What you should do => In the listing below, locate the lines that hold "days" and copy them.

Data entries
•••••
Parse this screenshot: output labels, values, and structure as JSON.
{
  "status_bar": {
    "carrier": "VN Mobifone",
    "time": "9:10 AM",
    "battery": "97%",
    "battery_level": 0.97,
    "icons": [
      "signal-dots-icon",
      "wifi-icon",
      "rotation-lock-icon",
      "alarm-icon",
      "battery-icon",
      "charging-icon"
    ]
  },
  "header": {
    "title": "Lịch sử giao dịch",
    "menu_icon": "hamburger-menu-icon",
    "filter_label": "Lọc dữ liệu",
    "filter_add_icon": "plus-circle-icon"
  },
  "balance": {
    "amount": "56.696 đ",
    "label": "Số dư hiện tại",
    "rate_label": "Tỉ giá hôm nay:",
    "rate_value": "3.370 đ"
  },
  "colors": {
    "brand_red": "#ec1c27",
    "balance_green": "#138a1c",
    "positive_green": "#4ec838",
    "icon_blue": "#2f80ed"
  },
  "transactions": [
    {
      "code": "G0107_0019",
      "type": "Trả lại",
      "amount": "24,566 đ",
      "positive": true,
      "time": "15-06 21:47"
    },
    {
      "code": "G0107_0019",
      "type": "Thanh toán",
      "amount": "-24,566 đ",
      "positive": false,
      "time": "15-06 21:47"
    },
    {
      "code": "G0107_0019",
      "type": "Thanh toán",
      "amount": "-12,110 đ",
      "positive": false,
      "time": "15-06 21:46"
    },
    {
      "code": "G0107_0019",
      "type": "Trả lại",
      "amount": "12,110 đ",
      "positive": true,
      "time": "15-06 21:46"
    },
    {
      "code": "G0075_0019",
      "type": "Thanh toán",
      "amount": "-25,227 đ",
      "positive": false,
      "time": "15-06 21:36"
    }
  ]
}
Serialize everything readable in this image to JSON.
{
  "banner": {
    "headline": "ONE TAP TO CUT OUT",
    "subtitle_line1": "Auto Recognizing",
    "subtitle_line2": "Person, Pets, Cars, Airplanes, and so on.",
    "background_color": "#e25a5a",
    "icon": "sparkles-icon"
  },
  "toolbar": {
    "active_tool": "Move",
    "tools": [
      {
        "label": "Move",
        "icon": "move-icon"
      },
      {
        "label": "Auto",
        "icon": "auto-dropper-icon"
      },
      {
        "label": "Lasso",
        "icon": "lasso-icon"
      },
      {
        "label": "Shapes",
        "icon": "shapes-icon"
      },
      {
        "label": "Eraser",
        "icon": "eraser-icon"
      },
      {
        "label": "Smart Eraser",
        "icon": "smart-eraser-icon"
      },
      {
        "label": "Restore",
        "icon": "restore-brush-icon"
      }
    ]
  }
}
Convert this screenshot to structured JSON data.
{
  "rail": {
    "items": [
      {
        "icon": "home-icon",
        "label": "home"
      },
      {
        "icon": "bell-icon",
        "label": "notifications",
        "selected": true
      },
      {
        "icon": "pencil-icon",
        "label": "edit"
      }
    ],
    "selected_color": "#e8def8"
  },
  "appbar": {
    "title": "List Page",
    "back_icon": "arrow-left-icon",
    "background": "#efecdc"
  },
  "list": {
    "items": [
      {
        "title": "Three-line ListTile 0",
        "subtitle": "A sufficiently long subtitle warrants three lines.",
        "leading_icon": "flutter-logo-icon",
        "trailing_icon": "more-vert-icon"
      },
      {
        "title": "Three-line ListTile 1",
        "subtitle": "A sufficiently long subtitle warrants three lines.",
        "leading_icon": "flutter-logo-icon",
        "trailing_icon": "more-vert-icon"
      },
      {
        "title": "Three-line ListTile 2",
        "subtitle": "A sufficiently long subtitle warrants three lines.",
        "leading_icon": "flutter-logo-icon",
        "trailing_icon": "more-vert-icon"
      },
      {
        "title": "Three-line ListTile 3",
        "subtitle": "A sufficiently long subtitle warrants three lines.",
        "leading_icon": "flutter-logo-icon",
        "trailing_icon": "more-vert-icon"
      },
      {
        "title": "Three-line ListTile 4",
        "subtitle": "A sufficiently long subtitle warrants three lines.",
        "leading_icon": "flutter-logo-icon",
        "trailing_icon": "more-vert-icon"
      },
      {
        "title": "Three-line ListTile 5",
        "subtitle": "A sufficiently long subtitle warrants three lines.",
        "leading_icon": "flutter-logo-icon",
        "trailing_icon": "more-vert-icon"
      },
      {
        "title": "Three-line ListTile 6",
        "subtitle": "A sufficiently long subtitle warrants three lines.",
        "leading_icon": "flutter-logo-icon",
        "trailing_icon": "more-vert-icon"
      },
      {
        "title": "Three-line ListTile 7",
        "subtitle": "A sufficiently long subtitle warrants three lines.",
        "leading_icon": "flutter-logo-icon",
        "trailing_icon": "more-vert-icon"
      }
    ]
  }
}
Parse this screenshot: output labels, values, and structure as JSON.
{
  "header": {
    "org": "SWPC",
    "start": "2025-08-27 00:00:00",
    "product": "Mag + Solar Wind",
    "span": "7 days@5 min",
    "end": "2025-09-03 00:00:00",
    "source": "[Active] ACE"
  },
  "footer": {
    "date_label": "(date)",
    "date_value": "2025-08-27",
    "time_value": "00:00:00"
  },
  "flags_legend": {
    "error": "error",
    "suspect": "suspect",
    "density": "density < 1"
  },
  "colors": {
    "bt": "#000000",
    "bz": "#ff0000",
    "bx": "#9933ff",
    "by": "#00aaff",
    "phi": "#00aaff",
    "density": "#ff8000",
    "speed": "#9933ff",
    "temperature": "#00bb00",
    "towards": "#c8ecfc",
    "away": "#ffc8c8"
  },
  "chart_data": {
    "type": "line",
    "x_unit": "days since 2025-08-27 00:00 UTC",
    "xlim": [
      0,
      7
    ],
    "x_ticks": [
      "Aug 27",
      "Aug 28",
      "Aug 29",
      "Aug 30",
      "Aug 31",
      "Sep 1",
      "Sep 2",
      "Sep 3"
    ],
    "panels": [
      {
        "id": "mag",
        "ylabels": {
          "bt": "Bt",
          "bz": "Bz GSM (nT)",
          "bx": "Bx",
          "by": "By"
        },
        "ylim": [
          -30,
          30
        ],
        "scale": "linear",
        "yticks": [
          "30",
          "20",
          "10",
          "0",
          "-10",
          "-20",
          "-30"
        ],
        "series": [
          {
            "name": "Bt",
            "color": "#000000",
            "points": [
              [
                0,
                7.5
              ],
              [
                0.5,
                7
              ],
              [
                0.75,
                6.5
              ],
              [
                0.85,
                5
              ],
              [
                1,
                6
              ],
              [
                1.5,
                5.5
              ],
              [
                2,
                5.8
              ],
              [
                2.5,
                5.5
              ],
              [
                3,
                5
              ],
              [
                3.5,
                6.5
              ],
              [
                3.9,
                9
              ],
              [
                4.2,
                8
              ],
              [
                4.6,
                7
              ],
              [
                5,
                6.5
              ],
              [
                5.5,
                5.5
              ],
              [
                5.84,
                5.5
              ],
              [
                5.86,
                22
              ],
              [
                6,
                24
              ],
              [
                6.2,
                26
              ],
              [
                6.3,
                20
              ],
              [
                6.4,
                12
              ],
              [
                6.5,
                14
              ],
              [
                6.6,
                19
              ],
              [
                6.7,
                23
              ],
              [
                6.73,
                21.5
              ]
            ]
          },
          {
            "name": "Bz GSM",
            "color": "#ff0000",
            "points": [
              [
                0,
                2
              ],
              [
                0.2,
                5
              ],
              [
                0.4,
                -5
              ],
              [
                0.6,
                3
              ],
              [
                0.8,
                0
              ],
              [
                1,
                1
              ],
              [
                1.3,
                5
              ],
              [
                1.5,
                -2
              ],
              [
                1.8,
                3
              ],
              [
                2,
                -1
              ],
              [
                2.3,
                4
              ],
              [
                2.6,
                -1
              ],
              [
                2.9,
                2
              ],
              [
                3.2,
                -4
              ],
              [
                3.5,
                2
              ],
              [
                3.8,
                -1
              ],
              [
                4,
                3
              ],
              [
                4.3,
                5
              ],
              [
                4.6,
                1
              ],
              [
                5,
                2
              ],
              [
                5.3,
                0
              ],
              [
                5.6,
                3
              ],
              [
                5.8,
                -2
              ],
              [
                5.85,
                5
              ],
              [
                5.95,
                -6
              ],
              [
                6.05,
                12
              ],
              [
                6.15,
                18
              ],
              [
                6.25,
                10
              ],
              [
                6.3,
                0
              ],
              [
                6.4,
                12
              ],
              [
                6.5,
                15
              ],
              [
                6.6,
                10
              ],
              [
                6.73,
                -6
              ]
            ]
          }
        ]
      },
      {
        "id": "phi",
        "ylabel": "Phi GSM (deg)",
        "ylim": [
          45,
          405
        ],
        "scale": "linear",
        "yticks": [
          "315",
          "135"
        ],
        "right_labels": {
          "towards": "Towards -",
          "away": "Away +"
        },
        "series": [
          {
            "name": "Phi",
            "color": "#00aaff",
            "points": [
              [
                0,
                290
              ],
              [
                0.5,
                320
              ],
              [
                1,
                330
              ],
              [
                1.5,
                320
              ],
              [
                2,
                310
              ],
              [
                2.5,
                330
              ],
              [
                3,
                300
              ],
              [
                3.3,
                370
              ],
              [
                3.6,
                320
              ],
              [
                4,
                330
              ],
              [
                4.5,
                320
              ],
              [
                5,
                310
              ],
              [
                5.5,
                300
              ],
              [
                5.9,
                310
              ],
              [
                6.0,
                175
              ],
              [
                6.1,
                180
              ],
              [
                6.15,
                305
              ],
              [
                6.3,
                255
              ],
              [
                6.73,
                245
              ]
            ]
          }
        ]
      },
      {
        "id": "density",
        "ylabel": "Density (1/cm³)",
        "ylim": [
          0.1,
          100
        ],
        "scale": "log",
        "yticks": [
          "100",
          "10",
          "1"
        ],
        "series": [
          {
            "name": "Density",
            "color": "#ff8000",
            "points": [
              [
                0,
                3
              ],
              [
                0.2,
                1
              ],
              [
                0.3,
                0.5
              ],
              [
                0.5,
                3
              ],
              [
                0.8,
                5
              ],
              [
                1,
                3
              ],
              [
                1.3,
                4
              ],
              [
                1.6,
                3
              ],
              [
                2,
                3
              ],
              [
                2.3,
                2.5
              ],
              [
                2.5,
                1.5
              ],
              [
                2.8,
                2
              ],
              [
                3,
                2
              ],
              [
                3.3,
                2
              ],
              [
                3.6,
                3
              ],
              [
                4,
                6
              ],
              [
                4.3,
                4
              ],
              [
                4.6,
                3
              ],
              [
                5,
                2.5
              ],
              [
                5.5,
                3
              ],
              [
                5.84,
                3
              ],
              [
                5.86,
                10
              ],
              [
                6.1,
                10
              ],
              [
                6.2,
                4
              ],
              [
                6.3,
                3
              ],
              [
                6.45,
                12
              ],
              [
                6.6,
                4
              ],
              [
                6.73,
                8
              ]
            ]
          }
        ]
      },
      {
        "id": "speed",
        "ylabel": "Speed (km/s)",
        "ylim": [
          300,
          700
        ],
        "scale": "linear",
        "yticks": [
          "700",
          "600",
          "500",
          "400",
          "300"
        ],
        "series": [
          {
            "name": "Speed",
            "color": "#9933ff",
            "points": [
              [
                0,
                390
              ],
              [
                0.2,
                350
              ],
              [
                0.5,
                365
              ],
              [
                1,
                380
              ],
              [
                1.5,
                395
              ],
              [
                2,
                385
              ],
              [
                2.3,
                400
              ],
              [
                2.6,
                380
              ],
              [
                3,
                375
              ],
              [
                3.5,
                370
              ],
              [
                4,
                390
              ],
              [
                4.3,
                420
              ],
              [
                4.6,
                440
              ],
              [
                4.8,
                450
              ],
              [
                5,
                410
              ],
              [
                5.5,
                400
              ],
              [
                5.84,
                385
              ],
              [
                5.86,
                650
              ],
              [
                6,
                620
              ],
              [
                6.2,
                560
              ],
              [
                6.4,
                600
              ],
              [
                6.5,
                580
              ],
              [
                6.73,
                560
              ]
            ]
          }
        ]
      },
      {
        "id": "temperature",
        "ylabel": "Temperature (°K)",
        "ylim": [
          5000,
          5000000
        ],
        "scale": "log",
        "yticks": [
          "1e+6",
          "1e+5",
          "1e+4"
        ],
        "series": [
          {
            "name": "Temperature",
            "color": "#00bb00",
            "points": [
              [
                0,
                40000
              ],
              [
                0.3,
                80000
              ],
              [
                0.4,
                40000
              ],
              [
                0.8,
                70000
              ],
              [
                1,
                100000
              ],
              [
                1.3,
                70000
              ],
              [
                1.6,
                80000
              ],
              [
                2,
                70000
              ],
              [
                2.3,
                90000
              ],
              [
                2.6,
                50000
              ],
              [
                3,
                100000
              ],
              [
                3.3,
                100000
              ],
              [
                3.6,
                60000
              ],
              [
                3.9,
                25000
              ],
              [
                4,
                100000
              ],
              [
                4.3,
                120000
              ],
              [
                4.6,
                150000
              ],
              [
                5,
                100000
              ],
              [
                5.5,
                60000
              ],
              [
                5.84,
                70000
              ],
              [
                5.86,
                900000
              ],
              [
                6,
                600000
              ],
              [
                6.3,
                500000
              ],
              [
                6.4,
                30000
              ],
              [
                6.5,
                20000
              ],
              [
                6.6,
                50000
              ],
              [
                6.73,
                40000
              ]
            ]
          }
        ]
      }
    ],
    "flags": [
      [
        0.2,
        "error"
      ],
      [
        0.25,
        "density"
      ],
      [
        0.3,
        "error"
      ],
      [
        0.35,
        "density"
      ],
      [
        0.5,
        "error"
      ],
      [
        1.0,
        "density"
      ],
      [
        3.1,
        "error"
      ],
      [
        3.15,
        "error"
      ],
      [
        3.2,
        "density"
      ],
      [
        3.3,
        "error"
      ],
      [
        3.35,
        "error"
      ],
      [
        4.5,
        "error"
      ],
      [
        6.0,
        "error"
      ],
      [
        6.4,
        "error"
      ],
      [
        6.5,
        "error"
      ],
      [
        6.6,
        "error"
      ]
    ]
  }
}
•••••
Problem solution =>
    "span": "7 days@5 min",
    "x_unit": "days since 2025-08-27 00:00 UTC",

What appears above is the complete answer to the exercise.